▶ _Fonte_
Eu nunca tentei escrever um conto erótico, mas quando fui desafiada, me surpreendi com a dificuldade que senti, já que (citando mal a Ana Cristina César) “agora não sou mais, veja, não sou mais severa e ríspida: agora sou profissional” e sexo não é mais um problema na minha vida. Tive receio de cair pro descritivo ou pro cafona como todos os alguns livros hot do mundo.
Contei um pouco sobre esse processo no Instagram e uma leitora me pediu para explicar melhor, como uso as referências e os comandos para construir um texto, então essa carta é também, uma resposta a ela.
Comecei o texto tomando dois motes: a parte do corpo escolhida, o pescoço; e um verbo: lamber; não pretendo escrever uma cena de sexo, mas uma história marcada pela tensão sexual, levando a narrativa para o horror. Não pensei muito na composição dos personagens. A cena para mim, sempre vem em primeiro lugar, depois eu desenho os personagens.

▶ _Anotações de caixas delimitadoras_
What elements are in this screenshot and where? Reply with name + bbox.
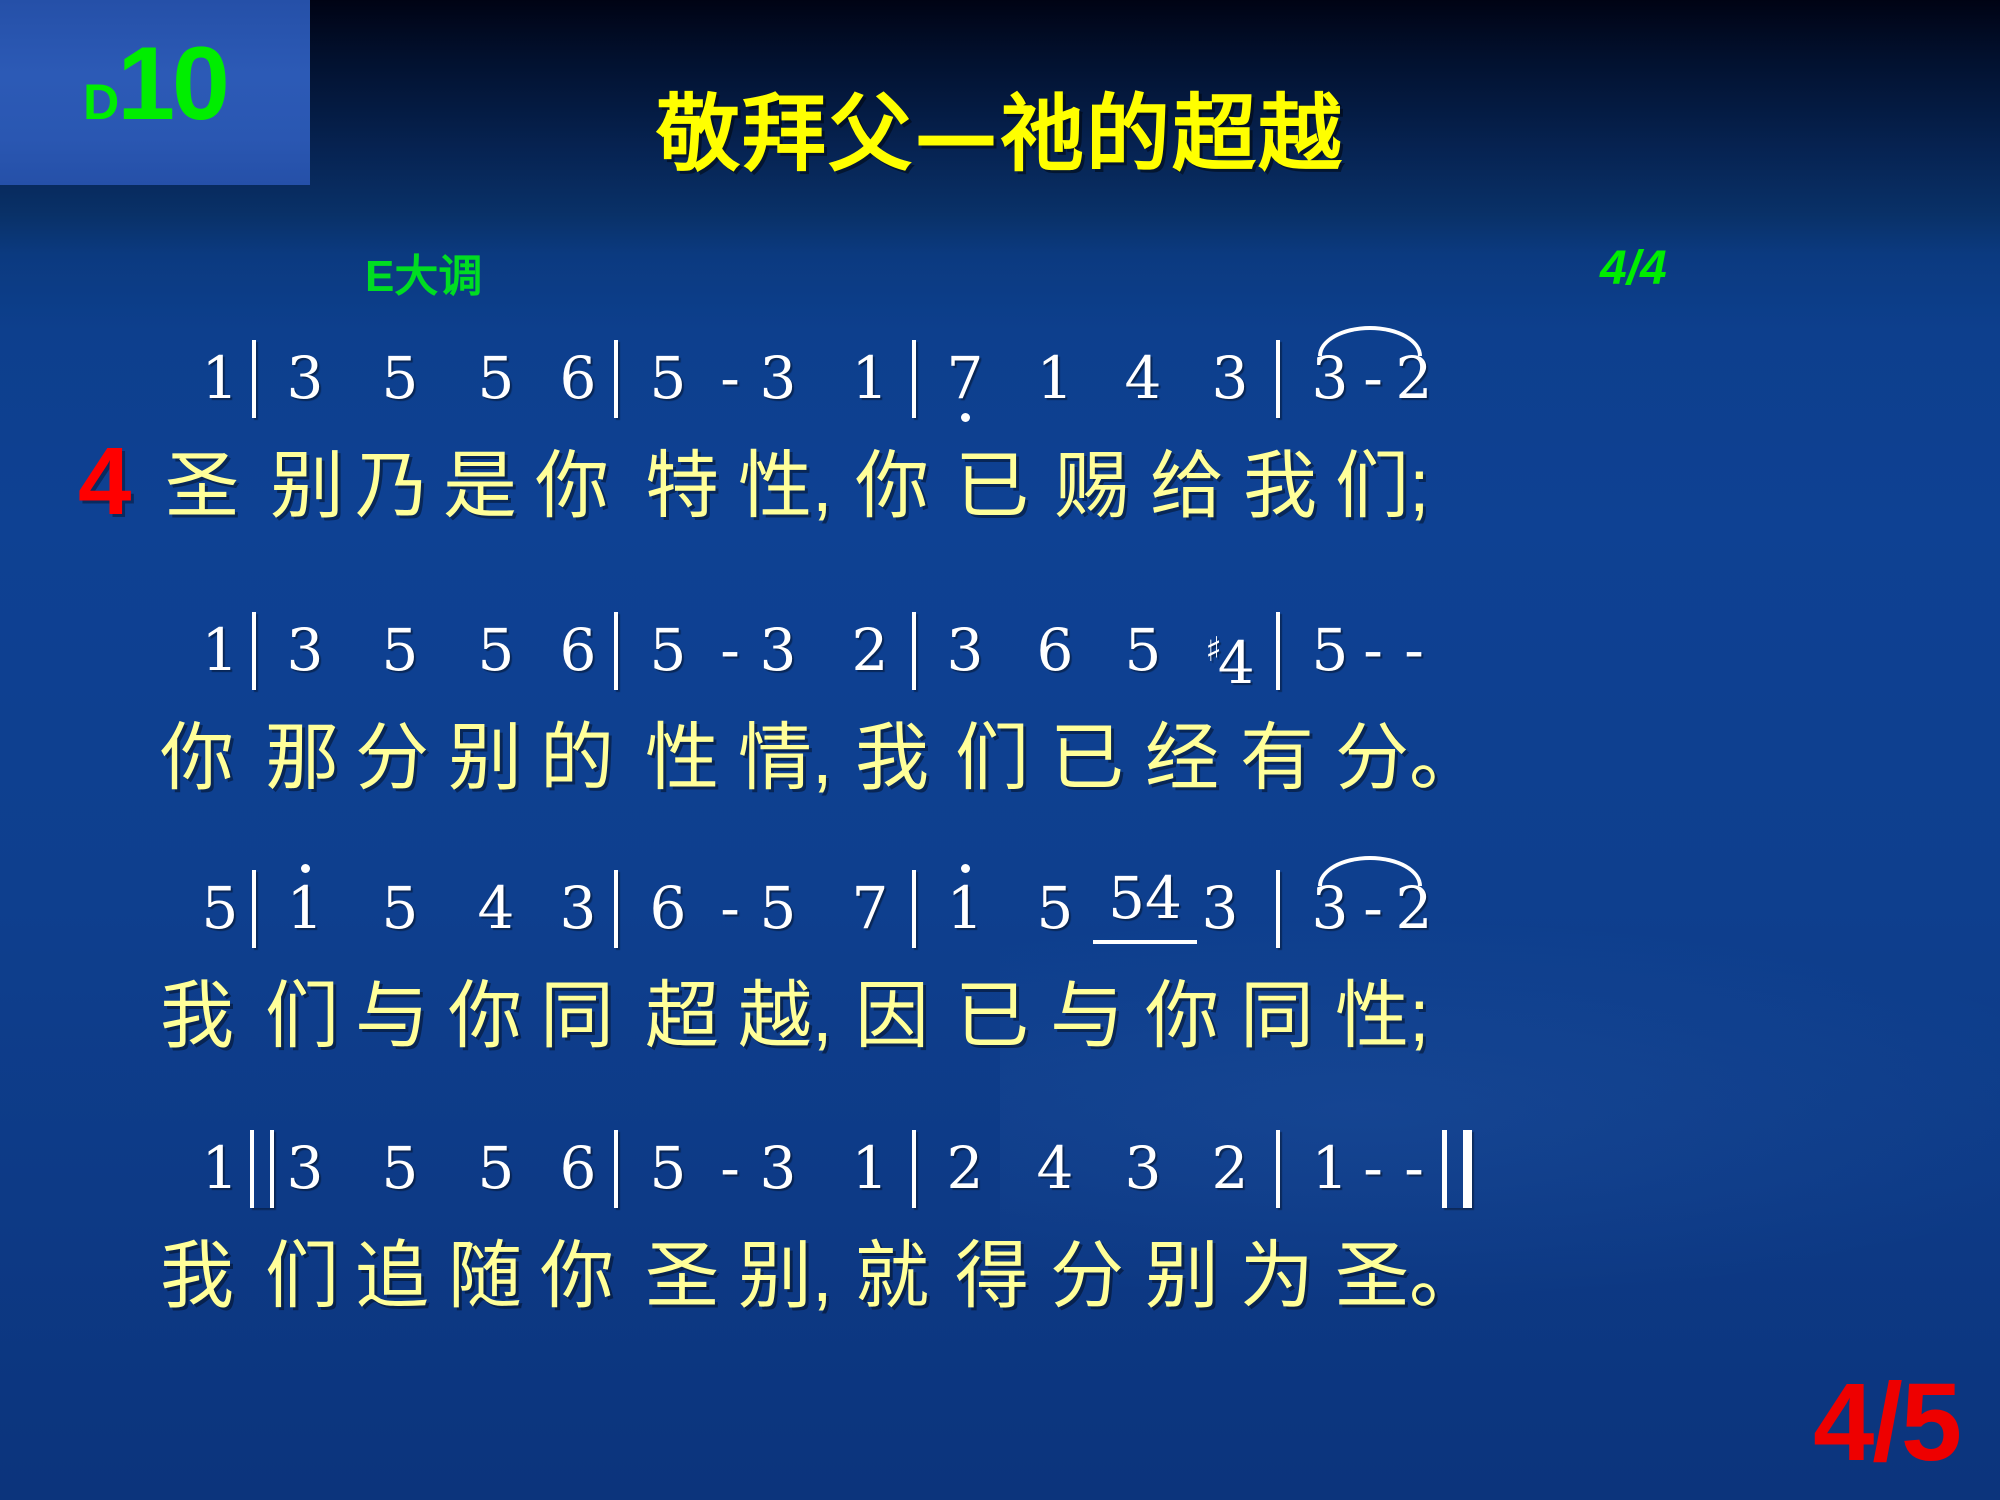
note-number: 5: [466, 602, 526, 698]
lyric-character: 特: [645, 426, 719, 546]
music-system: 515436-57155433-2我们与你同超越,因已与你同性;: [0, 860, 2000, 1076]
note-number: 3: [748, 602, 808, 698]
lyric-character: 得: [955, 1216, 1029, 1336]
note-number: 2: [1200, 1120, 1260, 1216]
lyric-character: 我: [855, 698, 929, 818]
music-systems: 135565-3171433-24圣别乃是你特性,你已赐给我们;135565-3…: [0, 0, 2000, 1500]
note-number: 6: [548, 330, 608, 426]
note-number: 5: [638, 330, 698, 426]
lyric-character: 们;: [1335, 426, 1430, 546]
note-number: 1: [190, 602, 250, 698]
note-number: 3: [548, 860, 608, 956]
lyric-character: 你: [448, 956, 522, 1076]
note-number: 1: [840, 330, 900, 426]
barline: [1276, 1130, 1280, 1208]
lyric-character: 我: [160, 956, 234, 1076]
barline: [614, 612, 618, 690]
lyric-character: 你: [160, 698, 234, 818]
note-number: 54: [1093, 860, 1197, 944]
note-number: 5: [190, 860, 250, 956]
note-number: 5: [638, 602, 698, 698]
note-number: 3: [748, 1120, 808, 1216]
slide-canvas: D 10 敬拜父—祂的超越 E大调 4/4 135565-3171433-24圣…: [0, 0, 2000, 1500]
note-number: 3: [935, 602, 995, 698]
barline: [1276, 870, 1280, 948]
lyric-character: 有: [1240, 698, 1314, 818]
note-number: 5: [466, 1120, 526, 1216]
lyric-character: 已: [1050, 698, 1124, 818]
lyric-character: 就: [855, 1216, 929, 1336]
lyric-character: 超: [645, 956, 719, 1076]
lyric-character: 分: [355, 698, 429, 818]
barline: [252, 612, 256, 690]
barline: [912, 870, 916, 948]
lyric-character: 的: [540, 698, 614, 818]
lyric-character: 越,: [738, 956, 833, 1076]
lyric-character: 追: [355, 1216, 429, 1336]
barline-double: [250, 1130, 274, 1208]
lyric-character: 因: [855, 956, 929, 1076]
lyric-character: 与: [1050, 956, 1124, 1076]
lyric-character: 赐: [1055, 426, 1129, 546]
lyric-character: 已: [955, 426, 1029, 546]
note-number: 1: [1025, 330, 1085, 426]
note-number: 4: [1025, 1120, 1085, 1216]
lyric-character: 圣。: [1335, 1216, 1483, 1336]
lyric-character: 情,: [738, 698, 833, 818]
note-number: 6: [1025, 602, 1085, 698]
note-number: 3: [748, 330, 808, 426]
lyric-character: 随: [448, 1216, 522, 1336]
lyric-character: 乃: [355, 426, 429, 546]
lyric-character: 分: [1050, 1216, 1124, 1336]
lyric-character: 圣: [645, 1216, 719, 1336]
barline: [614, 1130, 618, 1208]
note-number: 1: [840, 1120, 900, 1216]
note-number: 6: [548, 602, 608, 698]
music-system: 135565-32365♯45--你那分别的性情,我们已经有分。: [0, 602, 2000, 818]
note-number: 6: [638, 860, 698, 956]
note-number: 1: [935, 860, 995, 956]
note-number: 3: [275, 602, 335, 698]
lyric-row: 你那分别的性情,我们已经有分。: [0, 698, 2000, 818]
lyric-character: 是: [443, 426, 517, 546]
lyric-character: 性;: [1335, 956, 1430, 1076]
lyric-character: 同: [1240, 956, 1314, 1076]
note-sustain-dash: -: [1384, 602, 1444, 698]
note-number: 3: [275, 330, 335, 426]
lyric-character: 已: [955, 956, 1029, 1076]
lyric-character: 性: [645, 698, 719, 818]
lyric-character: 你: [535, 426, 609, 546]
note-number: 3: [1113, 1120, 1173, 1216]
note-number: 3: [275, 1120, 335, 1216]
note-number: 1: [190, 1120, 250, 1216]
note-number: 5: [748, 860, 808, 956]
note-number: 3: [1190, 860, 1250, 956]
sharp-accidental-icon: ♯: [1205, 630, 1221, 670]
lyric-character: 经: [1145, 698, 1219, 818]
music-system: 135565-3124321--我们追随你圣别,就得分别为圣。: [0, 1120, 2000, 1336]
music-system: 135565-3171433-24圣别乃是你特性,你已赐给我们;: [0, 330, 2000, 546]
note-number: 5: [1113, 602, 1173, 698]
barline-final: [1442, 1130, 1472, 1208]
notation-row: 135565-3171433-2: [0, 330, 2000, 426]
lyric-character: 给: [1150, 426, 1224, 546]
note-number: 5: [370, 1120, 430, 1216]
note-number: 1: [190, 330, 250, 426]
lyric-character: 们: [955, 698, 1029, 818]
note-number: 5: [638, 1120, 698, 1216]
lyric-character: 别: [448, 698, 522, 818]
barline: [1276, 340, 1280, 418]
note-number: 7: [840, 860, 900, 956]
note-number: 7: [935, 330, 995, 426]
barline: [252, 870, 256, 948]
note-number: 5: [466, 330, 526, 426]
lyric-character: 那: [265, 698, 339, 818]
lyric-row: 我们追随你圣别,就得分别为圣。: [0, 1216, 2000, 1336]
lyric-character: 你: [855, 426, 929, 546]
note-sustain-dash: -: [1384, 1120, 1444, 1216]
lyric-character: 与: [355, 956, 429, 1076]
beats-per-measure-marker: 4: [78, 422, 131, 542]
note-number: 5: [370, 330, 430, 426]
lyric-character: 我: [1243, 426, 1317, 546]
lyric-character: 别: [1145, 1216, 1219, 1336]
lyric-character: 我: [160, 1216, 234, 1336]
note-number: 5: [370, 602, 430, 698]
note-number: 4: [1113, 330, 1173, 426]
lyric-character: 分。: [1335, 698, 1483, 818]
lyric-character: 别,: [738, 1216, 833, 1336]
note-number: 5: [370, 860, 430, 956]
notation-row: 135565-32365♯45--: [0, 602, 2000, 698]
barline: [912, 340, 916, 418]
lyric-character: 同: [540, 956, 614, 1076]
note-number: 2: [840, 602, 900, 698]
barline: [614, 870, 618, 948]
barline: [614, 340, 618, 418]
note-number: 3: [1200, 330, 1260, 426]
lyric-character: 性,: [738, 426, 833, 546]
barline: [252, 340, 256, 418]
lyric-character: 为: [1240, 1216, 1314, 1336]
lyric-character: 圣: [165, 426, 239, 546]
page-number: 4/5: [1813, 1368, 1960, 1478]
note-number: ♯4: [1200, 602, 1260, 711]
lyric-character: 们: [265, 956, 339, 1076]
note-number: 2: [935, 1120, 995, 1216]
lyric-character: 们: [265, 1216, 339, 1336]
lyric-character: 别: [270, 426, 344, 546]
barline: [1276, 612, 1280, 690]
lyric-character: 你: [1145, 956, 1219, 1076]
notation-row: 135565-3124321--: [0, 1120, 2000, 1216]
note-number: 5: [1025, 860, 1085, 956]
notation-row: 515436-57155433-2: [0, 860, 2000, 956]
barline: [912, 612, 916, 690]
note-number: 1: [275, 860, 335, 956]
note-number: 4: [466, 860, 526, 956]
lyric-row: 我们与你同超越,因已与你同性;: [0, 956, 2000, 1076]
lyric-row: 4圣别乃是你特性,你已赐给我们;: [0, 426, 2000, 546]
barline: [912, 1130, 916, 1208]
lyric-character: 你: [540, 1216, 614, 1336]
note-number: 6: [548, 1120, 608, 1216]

...

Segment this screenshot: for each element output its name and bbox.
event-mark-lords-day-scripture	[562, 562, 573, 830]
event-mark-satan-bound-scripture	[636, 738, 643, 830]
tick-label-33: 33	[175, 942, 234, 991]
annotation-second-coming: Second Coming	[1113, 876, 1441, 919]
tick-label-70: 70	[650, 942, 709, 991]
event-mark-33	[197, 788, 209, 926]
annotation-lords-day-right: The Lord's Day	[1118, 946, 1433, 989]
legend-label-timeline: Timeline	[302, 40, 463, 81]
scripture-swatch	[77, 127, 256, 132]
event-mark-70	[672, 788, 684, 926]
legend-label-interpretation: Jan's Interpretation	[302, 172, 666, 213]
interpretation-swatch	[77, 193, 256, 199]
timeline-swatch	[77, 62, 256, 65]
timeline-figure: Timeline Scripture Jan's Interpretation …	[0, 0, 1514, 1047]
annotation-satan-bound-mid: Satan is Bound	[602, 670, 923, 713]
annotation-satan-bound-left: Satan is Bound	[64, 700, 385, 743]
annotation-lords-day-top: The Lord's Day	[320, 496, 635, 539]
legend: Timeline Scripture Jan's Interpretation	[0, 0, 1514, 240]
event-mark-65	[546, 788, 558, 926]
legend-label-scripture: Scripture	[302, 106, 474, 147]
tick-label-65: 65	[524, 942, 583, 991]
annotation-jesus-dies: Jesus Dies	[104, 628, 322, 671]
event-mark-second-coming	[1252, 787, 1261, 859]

--

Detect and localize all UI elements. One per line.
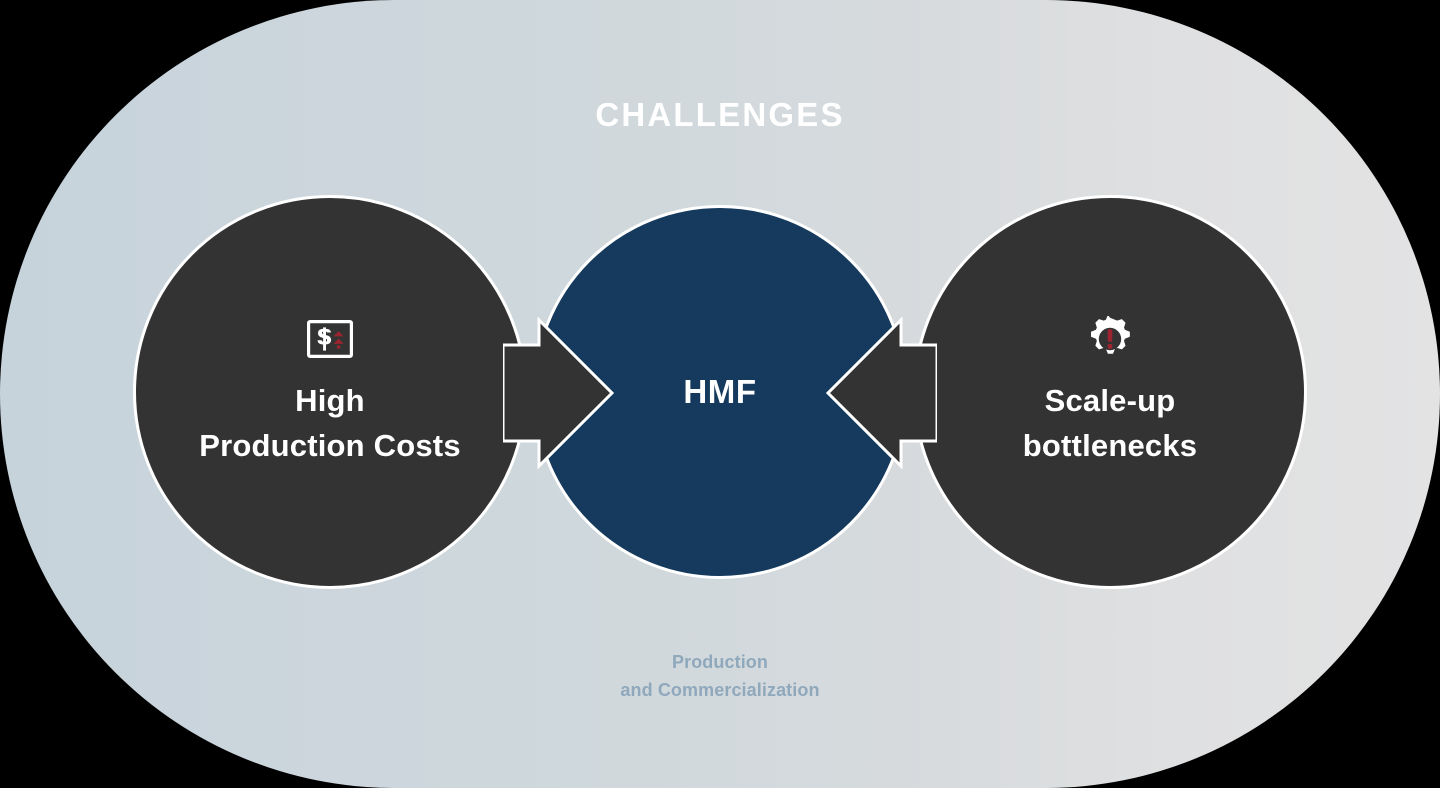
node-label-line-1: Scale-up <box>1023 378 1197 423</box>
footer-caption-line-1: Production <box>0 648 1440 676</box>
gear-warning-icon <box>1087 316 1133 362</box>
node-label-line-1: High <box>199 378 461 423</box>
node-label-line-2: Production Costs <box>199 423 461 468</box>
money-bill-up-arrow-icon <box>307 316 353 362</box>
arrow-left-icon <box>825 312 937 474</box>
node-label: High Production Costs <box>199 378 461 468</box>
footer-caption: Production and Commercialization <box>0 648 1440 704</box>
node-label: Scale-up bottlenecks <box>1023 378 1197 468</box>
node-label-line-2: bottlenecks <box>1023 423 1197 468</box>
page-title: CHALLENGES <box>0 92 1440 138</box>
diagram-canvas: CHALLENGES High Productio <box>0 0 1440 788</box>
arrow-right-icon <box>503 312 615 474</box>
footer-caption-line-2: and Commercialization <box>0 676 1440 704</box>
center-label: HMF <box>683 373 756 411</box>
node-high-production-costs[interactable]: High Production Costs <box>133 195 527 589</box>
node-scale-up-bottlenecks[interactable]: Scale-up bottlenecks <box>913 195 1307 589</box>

▶ _Instruções da tarefa_
Reproduza sem alterações o trecho do texto sobre a escrita de um conto erótico que vai de "Eu nunca tentei" até "resposta a ela.".

▶ _Resposta completa_
Eu nunca tentei escrever um conto erótico, mas quando fui desafiada, me surpreendi com a dificuldade que senti, já que (citando mal a Ana Cristina César) “agora não sou mais, veja, não sou mais severa e ríspida: agora sou profissional” e sexo não é mais um problema na minha vida. Tive receio de cair pro descritivo ou pro cafona como todos os alguns livros hot do mundo.
Contei um pouco sobre esse processo no Instagram e uma leitora me pediu para explicar melhor, como uso as referências e os comandos para construir um texto, então essa carta é também, uma resposta a ela.